[begin Raw data]
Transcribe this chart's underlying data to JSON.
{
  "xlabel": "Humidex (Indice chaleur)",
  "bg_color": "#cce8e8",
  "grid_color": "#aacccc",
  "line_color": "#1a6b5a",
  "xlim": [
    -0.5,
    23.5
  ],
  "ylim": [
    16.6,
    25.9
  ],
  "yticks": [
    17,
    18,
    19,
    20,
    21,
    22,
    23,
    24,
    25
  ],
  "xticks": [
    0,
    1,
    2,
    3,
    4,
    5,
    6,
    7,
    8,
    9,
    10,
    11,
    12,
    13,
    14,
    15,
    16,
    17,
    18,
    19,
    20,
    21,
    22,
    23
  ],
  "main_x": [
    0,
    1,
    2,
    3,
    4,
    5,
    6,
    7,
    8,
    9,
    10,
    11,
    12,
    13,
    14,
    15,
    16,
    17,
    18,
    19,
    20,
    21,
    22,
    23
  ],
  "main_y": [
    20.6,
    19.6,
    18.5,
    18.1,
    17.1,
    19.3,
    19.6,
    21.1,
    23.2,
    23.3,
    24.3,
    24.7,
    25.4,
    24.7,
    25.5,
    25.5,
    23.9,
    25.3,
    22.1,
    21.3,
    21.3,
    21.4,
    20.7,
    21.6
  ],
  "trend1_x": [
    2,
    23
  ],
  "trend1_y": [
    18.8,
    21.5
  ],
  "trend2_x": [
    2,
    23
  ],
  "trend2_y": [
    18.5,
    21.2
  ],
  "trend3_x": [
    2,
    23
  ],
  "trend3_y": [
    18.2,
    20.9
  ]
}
[end Raw data]
#### Exercise
Give back the data above exactly as it appears.

#### Expected answer
Transcribe this chart's underlying data to JSON.
{
  "xlabel": "Humidex (Indice chaleur)",
  "bg_color": "#cce8e8",
  "grid_color": "#aacccc",
  "line_color": "#1a6b5a",
  "xlim": [
    -0.5,
    23.5
  ],
  "ylim": [
    16.6,
    25.9
  ],
  "yticks": [
    17,
    18,
    19,
    20,
    21,
    22,
    23,
    24,
    25
  ],
  "xticks": [
    0,
    1,
    2,
    3,
    4,
    5,
    6,
    7,
    8,
    9,
    10,
    11,
    12,
    13,
    14,
    15,
    16,
    17,
    18,
    19,
    20,
    21,
    22,
    23
  ],
  "main_x": [
    0,
    1,
    2,
    3,
    4,
    5,
    6,
    7,
    8,
    9,
    10,
    11,
    12,
    13,
    14,
    15,
    16,
    17,
    18,
    19,
    20,
    21,
    22,
    23
  ],
  "main_y": [
    20.6,
    19.6,
    18.5,
    18.1,
    17.1,
    19.3,
    19.6,
    21.1,
    23.2,
    23.3,
    24.3,
    24.7,
    25.4,
    24.7,
    25.5,
    25.5,
    23.9,
    25.3,
    22.1,
    21.3,
    21.3,
    21.4,
    20.7,
    21.6
  ],
  "trend1_x": [
    2,
    23
  ],
  "trend1_y": [
    18.8,
    21.5
  ],
  "trend2_x": [
    2,
    23
  ],
  "trend2_y": [
    18.5,
    21.2
  ],
  "trend3_x": [
    2,
    23
  ],
  "trend3_y": [
    18.2,
    20.9
  ]
}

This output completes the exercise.